>> start

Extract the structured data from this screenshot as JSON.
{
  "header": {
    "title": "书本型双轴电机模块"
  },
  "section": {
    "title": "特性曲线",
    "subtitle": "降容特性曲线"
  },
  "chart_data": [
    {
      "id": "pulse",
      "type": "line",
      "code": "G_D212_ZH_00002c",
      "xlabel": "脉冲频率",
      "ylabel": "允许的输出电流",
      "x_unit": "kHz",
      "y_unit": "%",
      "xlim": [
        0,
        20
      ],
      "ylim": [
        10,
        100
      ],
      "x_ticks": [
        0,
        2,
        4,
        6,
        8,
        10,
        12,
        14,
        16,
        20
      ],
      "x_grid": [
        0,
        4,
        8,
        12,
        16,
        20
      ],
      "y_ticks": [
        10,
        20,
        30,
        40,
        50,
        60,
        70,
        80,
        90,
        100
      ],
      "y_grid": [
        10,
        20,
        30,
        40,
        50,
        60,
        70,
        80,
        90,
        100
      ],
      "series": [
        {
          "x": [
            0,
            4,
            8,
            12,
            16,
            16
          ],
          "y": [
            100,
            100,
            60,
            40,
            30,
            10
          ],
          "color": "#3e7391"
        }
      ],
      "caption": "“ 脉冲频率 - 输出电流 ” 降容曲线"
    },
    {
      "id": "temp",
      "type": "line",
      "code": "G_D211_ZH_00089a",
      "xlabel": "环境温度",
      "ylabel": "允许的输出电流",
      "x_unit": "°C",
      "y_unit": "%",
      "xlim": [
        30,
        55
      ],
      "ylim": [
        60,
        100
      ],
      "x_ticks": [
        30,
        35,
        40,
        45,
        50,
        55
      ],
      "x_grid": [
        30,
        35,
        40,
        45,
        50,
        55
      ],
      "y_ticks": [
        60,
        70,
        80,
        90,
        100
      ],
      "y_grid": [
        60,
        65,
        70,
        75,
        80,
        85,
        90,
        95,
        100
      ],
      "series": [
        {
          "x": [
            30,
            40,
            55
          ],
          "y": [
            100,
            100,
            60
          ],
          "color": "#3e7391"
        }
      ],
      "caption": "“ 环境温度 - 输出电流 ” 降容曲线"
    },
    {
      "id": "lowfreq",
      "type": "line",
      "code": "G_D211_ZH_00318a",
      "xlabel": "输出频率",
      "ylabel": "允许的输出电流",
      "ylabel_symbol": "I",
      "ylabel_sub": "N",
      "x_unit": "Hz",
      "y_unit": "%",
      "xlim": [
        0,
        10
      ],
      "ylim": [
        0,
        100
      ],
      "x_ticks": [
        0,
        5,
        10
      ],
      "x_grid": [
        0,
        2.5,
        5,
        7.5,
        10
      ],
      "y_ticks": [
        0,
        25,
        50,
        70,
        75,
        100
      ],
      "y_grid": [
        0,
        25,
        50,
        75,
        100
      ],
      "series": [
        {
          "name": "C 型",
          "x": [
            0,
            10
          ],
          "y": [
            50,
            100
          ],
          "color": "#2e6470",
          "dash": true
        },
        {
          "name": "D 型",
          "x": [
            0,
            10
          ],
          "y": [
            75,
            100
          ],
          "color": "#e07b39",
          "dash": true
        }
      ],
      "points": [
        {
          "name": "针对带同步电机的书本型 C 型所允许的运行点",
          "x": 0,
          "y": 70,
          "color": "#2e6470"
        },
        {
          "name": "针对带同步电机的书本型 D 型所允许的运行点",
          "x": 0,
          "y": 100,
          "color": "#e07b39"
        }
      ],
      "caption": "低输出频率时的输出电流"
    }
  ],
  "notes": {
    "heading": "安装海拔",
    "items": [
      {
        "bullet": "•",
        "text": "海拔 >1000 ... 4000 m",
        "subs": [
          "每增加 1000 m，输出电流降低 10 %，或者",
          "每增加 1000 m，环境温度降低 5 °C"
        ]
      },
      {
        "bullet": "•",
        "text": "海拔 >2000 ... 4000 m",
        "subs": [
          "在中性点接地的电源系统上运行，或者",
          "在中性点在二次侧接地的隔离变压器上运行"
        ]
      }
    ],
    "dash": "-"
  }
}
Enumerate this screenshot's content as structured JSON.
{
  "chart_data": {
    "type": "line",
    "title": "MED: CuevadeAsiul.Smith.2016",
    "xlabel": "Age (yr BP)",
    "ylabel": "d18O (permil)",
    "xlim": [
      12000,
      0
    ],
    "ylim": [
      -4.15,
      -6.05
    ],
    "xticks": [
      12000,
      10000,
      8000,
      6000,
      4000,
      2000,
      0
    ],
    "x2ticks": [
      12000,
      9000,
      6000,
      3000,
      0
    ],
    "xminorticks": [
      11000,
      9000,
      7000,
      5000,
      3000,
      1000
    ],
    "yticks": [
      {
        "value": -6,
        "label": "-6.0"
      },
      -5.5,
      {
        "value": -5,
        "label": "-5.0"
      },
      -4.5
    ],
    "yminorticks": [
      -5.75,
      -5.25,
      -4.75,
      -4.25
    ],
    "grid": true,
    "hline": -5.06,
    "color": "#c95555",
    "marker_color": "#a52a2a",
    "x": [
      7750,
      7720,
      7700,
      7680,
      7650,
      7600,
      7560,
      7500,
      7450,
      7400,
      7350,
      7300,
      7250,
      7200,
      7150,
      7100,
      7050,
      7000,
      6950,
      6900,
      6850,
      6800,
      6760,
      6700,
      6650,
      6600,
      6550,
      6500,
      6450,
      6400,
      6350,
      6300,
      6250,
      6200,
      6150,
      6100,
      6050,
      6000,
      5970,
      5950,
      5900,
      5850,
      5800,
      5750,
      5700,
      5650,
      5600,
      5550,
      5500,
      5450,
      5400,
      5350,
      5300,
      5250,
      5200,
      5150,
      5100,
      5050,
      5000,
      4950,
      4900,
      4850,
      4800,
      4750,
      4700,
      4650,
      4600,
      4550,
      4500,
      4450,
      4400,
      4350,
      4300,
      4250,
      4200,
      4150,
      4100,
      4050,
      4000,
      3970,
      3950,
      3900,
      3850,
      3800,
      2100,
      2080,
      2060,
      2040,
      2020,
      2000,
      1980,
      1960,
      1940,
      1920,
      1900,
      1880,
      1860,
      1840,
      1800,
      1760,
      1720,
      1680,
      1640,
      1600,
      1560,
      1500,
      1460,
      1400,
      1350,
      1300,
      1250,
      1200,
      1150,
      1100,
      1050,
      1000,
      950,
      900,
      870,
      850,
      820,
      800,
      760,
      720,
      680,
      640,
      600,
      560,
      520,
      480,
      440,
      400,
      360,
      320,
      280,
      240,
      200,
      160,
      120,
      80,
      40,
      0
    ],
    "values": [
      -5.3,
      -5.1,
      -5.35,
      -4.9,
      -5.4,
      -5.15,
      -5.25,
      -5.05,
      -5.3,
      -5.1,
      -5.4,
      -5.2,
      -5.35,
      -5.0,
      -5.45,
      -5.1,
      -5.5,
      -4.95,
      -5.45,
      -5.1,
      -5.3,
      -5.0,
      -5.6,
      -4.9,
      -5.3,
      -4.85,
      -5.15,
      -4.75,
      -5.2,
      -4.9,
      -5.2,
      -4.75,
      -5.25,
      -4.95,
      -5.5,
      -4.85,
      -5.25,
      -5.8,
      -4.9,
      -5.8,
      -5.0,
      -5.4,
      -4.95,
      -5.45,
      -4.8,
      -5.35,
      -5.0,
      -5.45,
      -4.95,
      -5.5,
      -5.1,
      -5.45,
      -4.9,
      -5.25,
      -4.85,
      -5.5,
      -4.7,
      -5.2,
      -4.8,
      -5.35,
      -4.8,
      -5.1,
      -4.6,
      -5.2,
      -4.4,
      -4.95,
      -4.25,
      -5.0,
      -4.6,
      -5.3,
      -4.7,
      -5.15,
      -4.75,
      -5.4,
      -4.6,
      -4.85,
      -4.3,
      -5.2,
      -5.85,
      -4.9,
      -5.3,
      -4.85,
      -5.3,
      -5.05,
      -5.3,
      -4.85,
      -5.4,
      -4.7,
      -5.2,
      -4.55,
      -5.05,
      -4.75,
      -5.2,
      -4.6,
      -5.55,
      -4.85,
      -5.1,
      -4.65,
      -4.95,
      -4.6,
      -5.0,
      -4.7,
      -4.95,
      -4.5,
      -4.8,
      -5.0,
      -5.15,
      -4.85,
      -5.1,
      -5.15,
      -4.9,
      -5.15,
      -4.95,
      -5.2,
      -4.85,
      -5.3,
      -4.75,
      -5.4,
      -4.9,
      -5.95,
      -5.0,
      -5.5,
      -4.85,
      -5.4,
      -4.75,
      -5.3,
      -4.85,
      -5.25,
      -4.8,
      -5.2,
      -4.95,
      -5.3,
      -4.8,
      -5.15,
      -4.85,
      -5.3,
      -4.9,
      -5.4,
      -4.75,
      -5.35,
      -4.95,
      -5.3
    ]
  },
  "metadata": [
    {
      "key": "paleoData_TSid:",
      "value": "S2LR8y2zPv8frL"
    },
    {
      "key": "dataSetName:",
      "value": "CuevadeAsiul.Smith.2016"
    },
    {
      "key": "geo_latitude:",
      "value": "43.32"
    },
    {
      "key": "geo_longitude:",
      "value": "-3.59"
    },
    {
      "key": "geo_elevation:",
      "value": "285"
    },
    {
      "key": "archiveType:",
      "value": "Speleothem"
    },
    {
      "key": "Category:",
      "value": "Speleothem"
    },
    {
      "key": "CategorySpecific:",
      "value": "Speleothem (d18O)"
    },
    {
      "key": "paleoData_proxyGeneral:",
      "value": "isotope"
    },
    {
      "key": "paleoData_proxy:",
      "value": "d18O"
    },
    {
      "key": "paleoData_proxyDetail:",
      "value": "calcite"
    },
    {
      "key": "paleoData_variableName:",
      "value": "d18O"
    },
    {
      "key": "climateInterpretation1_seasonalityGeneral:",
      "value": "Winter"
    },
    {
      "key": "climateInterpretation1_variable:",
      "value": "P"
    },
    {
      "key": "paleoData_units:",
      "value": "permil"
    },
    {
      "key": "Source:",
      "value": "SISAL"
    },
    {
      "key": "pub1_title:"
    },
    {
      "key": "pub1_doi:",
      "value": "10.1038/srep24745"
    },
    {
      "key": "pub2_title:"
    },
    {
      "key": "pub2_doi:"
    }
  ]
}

>> end

* _Required task_: Copy out all lines above that include the string "Smith".

* _Response_:
    "title": "MED: CuevadeAsiul.Smith.2016",
      "value": "CuevadeAsiul.Smith.2016"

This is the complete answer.